:: Document text ::

=====

- Bulloo Developmental Road (green on black)

General information
- Type: Rural road
- Length: 361 km (224 mi)

Major junctions
- East end: A71 Mitchell Highway, Cunnamulla
- West end: Cooper Developmental Road, Durham

Location(s)
- Major settlements: Eulo, Lake Bindegolly National Park, Thargomindah

= Bulloo Developmental Road =

Road in Queensland, Australia

The Bulloo Developmental Road is an outback road in Queensland, Australia. It is part of the Adventure Way, a route from Brisbane to Adelaide via the Australian outback.

It commences at Cunnamulla and travels approximately west for 361 km until it meets the Cooper Developmental Road at .

==Updates==
===Widen and seal===
A project to widen and seal sections of the road, at a cost of $4.5 million, was due to commence in October 2021.

==Locations on the route==
From east to west:
- Cunnamulla (0 km
- Eulo (67 km)
- Lake Bindegolly National Park in Dynevor (153 km)
- Thargomindah (197 km)

=====

:: Given problem ::
Can you duplicate the part of the Bulloo Developmental Road text starting with "The Bulloo Developmental" and going on through "Eulo (67 km)"?

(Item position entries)
=====

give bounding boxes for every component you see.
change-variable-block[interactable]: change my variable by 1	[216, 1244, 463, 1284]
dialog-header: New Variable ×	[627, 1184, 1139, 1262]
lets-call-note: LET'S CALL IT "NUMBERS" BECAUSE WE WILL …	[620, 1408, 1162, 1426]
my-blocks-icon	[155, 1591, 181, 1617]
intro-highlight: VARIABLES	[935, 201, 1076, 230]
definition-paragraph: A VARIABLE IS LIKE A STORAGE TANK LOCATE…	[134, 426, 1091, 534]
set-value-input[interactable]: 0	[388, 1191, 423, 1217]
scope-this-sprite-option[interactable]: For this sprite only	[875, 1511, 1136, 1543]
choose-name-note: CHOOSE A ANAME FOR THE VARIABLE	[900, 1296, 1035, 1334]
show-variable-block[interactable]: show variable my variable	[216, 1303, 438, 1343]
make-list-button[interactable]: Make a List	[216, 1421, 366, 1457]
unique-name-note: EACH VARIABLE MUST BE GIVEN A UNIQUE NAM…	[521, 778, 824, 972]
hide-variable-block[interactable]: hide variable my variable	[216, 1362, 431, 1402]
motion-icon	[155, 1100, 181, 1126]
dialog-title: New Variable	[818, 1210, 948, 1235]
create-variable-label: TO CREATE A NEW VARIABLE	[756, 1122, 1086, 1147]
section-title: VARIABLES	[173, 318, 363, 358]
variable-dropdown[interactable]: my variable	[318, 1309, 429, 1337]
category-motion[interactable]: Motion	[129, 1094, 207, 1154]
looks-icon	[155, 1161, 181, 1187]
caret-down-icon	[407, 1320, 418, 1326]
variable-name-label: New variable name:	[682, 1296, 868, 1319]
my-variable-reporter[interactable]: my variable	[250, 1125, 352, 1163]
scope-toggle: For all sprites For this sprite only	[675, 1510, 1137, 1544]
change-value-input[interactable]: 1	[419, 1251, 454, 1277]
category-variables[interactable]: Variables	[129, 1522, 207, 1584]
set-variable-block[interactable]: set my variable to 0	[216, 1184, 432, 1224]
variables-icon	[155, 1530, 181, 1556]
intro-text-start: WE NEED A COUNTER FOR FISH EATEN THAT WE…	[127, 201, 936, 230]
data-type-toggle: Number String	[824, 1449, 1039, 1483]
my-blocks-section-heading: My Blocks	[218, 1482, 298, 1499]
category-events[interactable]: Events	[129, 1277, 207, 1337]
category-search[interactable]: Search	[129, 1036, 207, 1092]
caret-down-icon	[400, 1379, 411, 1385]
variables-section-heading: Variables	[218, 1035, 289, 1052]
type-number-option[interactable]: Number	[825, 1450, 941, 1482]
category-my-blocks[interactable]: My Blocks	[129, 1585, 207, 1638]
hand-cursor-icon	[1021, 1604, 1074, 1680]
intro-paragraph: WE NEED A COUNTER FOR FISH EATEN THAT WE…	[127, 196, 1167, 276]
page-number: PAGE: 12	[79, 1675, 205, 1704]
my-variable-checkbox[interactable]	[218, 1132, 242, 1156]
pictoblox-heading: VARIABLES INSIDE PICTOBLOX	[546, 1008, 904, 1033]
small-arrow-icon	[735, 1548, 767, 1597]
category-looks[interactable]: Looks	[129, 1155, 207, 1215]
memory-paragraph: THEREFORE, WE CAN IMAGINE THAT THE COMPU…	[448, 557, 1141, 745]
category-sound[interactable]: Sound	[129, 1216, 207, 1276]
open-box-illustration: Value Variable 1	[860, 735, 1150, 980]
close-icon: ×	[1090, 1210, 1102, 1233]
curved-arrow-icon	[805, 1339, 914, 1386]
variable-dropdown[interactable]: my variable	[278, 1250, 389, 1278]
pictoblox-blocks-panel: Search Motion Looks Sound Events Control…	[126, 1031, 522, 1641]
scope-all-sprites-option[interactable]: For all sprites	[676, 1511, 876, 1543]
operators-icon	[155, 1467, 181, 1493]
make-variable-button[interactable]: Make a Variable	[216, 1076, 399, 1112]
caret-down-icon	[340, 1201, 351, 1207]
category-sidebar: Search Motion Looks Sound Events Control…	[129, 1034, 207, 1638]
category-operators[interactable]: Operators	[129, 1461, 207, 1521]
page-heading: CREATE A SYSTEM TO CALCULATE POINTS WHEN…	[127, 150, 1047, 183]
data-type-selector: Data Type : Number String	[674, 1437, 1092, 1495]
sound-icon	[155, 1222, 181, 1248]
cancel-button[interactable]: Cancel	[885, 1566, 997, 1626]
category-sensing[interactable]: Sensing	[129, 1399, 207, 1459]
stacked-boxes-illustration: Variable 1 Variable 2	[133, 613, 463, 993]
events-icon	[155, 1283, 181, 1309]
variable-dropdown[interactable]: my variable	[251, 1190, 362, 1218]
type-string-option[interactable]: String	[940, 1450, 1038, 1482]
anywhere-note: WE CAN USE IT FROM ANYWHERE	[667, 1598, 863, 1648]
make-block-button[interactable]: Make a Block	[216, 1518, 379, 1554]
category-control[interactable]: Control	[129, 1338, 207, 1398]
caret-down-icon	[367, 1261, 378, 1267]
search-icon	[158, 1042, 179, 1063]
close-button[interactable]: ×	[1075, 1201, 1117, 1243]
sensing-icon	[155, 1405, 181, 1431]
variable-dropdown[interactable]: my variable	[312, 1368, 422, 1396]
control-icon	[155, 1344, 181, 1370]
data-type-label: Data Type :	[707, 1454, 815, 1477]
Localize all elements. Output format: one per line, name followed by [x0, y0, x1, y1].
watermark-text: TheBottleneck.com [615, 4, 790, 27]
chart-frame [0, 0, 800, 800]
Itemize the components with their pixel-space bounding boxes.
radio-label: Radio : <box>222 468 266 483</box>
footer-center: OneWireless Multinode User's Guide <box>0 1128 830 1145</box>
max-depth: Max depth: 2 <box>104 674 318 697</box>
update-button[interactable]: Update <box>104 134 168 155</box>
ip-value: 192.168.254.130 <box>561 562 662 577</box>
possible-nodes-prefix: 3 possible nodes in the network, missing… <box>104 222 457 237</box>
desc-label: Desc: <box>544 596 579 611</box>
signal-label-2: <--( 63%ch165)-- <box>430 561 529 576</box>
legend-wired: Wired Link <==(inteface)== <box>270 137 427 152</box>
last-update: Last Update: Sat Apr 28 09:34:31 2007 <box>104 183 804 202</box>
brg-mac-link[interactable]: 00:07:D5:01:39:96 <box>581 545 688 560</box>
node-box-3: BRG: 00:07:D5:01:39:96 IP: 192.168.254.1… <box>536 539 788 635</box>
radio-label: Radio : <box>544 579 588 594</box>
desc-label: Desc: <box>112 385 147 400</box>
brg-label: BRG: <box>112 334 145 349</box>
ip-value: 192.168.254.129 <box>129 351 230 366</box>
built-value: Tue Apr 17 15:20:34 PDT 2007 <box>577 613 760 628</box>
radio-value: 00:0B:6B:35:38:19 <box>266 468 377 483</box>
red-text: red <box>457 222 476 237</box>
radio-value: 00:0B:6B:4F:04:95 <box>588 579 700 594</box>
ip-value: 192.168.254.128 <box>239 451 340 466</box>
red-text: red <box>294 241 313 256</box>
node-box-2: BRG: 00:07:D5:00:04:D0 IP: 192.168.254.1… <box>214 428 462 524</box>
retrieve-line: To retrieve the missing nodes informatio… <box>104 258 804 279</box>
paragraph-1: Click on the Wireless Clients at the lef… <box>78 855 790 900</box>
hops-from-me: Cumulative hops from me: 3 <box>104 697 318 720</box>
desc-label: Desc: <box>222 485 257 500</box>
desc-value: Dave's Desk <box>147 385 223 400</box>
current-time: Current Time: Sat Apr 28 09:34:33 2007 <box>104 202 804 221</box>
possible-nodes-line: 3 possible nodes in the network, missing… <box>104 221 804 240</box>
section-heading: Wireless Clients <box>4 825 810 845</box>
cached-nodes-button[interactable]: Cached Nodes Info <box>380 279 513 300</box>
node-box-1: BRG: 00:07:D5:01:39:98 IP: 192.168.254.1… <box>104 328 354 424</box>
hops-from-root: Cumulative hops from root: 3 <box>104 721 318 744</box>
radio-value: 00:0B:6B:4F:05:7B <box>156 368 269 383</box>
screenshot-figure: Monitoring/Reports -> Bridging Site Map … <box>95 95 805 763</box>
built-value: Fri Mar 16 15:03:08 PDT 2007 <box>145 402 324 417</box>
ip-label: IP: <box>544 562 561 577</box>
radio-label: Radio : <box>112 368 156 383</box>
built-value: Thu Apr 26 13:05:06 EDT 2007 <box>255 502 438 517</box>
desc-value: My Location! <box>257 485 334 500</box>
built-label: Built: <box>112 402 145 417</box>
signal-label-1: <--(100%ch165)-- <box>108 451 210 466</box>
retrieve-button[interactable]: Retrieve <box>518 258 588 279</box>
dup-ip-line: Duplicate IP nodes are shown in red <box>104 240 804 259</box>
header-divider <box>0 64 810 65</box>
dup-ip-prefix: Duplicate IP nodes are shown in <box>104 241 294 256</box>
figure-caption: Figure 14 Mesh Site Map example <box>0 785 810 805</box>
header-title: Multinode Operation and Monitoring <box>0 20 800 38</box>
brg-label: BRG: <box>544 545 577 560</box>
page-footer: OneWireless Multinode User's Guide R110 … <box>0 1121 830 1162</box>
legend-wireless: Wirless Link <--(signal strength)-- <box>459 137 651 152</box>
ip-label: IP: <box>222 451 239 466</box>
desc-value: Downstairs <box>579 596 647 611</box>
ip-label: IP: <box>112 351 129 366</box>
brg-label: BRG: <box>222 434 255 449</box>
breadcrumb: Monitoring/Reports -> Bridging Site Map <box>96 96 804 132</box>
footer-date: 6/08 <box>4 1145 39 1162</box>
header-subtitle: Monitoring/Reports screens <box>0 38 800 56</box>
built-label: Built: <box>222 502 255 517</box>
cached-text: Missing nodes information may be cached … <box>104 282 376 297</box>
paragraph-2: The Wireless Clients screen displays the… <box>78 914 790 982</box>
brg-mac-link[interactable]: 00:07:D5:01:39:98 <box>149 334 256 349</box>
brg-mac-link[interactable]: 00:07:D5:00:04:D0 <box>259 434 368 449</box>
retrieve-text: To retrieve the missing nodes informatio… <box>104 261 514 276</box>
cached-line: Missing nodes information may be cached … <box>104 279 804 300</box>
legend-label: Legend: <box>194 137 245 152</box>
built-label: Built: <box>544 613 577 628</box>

=====

:: Solution for this task ::
The Bulloo Developmental Road is an outback road in Queensland, Australia. It is part of the Adventure Way, a route from Brisbane to Adelaide via the Australian outback.

It commences at Cunnamulla and travels approximately west for 361 km until it meets the Cooper Developmental Road at .

==Updates==
===Widen and seal===
A project to widen and seal sections of the road, at a cost of $4.5 million, was due to commence in October 2021.

==Locations on the route==
From east to west:
- Cunnamulla (0 km
- Eulo (67 km)